Collected data entries
++++++++++++++++++++

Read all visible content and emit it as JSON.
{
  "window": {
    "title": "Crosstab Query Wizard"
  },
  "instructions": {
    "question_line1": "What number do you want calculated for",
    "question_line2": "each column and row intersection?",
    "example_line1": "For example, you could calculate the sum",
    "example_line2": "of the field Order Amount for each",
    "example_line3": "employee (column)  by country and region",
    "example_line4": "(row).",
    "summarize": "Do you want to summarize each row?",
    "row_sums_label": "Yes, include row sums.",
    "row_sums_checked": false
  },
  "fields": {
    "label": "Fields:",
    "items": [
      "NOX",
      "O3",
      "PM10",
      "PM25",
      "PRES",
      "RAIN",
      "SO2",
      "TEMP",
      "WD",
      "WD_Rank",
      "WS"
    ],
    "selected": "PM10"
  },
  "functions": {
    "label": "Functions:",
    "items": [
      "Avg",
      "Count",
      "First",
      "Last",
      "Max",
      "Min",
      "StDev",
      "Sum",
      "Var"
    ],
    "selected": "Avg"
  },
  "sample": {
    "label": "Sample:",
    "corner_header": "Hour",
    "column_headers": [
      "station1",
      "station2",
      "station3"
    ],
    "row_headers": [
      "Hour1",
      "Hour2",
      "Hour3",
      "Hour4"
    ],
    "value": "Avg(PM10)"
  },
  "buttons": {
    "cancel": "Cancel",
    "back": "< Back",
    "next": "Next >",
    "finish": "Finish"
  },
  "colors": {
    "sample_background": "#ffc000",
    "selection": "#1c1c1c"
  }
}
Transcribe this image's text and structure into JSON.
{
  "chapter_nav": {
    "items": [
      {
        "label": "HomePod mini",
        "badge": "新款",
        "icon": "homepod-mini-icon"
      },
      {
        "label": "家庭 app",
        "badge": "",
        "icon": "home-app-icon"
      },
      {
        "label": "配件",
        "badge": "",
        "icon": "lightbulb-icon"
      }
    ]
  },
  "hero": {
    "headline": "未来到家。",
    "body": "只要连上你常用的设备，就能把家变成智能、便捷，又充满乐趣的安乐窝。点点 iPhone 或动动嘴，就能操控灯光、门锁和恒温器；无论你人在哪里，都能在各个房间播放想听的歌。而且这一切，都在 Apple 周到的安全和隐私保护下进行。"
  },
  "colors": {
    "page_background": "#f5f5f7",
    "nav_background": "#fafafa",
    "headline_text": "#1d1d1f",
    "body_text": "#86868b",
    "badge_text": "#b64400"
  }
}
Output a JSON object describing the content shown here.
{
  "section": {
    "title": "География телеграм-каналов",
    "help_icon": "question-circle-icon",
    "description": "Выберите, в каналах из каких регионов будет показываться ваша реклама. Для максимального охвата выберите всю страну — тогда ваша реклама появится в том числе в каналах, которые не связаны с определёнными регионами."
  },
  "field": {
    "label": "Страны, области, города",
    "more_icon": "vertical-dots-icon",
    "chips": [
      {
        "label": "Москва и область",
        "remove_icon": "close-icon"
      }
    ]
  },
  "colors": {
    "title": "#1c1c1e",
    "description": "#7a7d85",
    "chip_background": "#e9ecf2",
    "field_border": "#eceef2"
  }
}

++++++++++++++++++++

» What the task asks
Return all lines with the word "content" in them.

» Solved problem
Read all visible content and emit it as JSON.
Output a JSON object describing the content shown here.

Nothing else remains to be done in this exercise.